::: Data listing
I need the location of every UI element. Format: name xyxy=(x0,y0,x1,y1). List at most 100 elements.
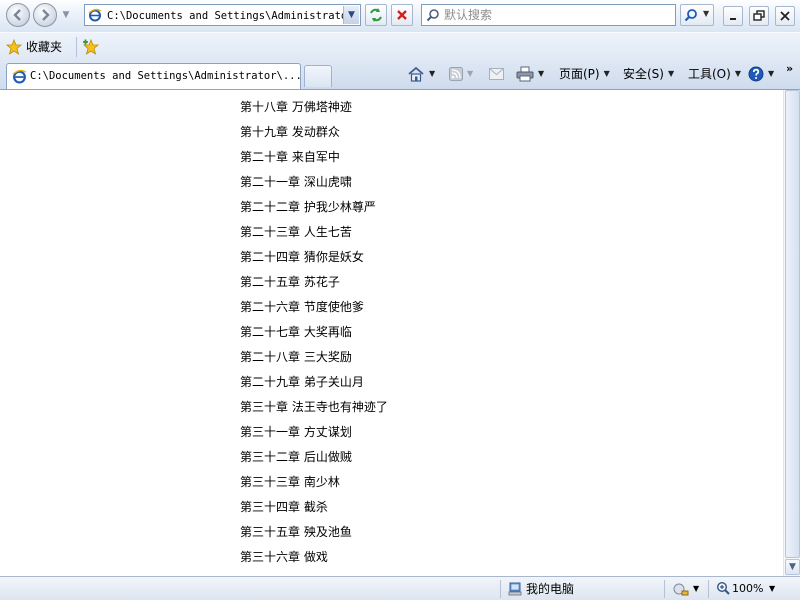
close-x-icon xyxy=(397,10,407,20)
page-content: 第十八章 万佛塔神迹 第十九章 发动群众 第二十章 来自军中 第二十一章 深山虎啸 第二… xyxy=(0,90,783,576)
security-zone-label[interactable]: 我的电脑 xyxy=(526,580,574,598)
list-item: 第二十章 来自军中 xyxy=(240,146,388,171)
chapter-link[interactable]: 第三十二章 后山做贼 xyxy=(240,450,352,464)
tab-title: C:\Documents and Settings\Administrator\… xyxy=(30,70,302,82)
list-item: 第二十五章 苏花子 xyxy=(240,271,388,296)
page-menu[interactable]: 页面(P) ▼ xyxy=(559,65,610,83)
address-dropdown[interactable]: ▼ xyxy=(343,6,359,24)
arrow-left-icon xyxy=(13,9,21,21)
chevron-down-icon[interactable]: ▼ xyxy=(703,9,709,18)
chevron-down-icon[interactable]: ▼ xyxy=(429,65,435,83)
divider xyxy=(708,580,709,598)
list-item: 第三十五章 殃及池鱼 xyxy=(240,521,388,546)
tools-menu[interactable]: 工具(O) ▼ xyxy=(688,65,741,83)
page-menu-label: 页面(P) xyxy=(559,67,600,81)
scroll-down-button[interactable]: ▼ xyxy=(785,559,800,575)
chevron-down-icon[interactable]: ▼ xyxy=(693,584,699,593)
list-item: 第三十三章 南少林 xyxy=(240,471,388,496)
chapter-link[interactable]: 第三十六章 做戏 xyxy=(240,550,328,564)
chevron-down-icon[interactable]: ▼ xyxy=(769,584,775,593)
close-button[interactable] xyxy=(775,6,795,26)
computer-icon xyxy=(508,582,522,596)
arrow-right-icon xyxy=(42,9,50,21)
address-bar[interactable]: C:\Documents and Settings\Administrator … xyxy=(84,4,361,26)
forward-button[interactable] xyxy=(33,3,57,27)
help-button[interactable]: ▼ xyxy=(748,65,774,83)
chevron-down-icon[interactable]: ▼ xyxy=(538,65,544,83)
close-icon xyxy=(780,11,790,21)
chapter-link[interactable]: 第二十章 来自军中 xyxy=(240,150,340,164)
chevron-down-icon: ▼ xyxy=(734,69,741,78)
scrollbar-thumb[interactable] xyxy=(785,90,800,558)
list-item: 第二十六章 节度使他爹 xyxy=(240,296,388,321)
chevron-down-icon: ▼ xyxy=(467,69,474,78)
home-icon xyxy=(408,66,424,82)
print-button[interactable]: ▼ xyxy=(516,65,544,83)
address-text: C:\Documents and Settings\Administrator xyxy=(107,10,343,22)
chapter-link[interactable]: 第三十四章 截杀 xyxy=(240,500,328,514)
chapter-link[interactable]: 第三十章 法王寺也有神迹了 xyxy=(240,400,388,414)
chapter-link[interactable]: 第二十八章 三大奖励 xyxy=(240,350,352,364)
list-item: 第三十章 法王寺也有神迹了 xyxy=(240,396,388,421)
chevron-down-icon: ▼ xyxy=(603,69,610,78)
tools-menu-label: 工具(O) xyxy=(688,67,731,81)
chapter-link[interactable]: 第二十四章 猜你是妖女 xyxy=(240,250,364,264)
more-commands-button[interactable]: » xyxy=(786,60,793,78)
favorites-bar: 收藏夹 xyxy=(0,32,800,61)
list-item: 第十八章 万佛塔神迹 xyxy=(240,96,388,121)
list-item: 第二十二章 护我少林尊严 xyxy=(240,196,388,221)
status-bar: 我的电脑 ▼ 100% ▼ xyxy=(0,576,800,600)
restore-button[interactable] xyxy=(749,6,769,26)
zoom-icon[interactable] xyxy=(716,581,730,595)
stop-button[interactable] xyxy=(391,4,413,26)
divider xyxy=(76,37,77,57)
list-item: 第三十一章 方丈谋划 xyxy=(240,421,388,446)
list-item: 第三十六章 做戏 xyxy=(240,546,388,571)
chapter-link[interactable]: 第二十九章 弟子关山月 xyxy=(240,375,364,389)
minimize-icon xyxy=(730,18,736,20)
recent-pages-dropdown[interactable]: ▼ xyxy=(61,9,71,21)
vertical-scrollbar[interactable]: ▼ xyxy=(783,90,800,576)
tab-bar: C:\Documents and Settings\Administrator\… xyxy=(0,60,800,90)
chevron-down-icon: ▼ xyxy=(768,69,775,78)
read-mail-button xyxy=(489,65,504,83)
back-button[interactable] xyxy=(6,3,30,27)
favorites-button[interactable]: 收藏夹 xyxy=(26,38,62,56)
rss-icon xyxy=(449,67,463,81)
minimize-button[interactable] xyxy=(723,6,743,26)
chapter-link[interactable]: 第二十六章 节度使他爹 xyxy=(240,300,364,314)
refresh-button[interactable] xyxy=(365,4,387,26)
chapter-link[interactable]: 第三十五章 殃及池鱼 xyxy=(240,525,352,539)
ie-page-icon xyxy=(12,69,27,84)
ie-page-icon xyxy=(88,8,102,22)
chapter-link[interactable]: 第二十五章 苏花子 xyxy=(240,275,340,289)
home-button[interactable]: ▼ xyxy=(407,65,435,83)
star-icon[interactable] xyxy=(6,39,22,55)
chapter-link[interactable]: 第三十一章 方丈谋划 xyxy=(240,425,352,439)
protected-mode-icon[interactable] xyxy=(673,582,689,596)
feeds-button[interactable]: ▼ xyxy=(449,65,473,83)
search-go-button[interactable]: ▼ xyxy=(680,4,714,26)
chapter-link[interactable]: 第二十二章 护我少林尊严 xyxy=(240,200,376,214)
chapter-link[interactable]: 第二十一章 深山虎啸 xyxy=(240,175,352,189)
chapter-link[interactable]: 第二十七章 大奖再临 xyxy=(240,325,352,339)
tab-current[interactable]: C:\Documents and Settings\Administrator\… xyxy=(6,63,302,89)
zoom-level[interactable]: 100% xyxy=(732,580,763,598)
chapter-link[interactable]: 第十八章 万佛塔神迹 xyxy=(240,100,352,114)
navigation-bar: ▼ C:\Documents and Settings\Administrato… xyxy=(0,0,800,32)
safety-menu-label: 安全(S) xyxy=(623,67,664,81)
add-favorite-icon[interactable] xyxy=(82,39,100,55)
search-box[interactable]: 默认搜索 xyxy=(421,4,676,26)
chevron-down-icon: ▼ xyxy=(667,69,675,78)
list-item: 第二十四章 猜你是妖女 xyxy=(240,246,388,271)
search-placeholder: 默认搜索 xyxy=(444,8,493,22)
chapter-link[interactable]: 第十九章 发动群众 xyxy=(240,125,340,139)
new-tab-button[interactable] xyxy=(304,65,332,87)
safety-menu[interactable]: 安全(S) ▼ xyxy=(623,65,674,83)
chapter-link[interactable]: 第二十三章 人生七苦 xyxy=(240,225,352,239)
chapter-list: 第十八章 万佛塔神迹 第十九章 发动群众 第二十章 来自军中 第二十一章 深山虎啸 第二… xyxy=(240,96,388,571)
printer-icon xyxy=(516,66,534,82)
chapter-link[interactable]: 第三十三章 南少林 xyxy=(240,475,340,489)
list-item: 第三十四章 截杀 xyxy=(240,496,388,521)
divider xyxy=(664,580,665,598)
::::::
::: Data listing
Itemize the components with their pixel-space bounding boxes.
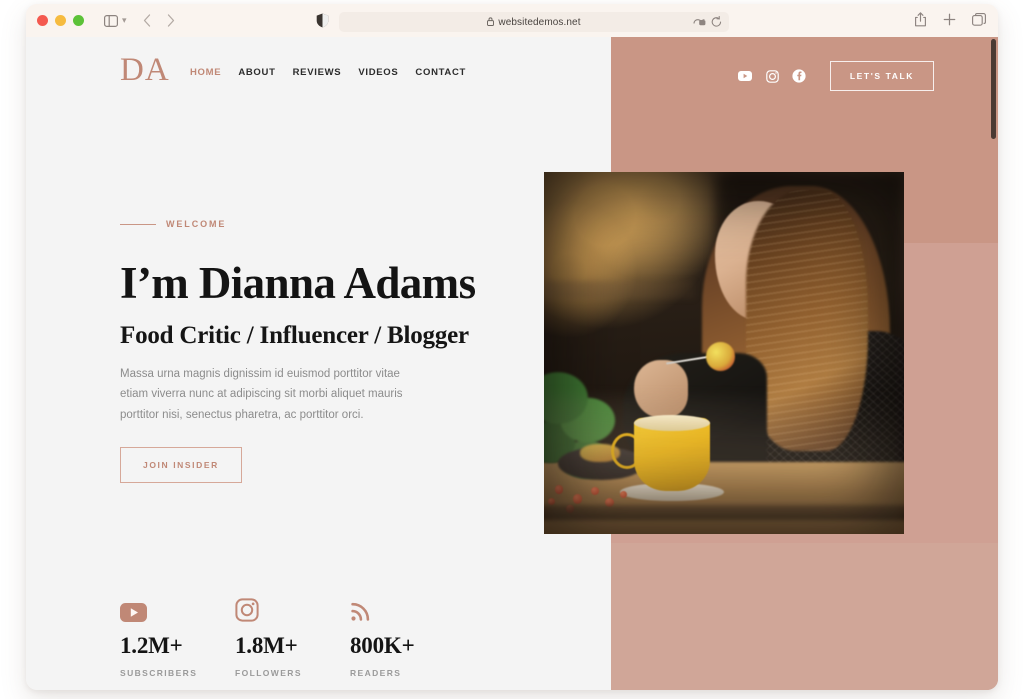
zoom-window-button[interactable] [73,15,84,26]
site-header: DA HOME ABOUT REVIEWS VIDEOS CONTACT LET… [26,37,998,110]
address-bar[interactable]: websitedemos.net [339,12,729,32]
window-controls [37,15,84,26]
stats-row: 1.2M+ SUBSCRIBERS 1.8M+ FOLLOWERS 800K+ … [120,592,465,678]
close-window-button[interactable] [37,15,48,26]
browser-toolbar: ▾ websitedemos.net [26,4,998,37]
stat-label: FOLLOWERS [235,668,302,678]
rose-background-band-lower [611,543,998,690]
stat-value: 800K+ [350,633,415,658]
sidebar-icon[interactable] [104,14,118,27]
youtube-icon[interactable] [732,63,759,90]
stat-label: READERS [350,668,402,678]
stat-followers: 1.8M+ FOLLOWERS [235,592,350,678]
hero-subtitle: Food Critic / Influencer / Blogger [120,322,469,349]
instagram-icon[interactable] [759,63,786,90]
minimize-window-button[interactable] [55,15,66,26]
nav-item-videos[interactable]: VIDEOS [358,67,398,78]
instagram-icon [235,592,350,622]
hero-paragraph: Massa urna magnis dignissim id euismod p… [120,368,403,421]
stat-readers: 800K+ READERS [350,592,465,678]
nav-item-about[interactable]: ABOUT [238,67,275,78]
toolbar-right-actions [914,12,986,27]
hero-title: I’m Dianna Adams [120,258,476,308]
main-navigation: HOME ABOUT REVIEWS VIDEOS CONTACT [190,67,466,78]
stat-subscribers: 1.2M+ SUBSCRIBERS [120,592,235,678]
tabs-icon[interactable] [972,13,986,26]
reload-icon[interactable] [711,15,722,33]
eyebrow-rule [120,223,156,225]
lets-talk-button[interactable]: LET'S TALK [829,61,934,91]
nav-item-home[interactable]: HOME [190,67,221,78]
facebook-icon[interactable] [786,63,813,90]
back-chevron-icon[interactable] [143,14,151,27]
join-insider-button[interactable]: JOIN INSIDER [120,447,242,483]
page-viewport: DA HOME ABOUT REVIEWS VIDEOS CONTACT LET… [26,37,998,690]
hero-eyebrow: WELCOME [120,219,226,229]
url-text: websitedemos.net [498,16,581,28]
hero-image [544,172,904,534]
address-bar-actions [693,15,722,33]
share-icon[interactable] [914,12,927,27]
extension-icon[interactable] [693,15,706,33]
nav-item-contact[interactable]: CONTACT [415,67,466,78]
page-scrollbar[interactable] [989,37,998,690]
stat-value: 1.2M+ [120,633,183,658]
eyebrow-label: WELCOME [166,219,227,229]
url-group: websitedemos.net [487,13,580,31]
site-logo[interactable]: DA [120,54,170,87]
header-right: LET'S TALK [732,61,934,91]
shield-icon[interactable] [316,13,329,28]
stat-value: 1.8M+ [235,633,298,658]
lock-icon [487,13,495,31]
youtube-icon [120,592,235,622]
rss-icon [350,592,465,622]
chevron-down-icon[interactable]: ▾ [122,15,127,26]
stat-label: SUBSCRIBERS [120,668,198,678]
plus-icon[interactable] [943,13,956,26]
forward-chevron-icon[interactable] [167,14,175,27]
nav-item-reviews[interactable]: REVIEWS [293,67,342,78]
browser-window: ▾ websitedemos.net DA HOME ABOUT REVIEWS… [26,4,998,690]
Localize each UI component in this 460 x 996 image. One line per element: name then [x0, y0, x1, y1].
::::::
Extract the records from the line with "close-x-icon xyxy=(397,10,407,20)" to the line with "address-text: C:\Documents and", reproducing each line unchanged.

> The response:
close-x-icon xyxy=(397,10,407,20)
page-content: 第十八章 万佛塔神迹 第十九章 发动群众 第二十章 来自军中 第二十一章 深山虎啸 第二… xyxy=(0,90,783,576)
security-zone-label[interactable]: 我的电脑 xyxy=(526,580,574,598)
list-item: 第二十章 来自军中 xyxy=(240,146,388,171)
chapter-link[interactable]: 第三十二章 后山做贼 xyxy=(240,450,352,464)
tab-title: C:\Documents and Settings\Administrator\… xyxy=(30,70,302,82)
list-item: 第二十五章 苏花子 xyxy=(240,271,388,296)
page-menu[interactable]: 页面(P) ▼ xyxy=(559,65,610,83)
address-dropdown[interactable]: ▼ xyxy=(343,6,359,24)
arrow-left-icon xyxy=(13,9,21,21)
chevron-down-icon[interactable]: ▼ xyxy=(703,9,709,18)
chevron-down-icon[interactable]: ▼ xyxy=(429,65,435,83)
divider xyxy=(708,580,709,598)
list-item: 第三十五章 殃及池鱼 xyxy=(240,521,388,546)
tools-menu[interactable]: 工具(O) ▼ xyxy=(688,65,741,83)
page-menu-label: 页面(P) xyxy=(559,67,600,81)
scroll-down-button[interactable]: ▼ xyxy=(785,559,800,575)
chevron-down-icon[interactable]: ▼ xyxy=(693,584,699,593)
list-item: 第三十三章 南少林 xyxy=(240,471,388,496)
chapter-link[interactable]: 第三十六章 做戏 xyxy=(240,550,328,564)
chevron-down-icon[interactable]: ▼ xyxy=(769,584,775,593)
close-button[interactable] xyxy=(775,6,795,26)
computer-icon xyxy=(508,582,522,596)
arrow-right-icon xyxy=(42,9,50,21)
address-bar[interactable]: C:\Documents and Settings\Administrator … xyxy=(84,4,361,26)
forward-button[interactable] xyxy=(33,3,57,27)
help-button[interactable]: ▼ xyxy=(748,65,774,83)
chevron-down-icon[interactable]: ▼ xyxy=(538,65,544,83)
close-icon xyxy=(780,11,790,21)
chapter-link[interactable]: 第二十章 来自军中 xyxy=(240,150,340,164)
chevron-down-icon: ▼ xyxy=(734,69,741,78)
scrollbar-thumb[interactable] xyxy=(785,90,800,558)
list-item: 第二十六章 节度使他爹 xyxy=(240,296,388,321)
chevron-down-icon: ▼ xyxy=(467,69,474,78)
home-icon xyxy=(408,66,424,82)
print-button[interactable]: ▼ xyxy=(516,65,544,83)
address-text: C:\Documents and Settings\Administrator xyxy=(107,10,343,22)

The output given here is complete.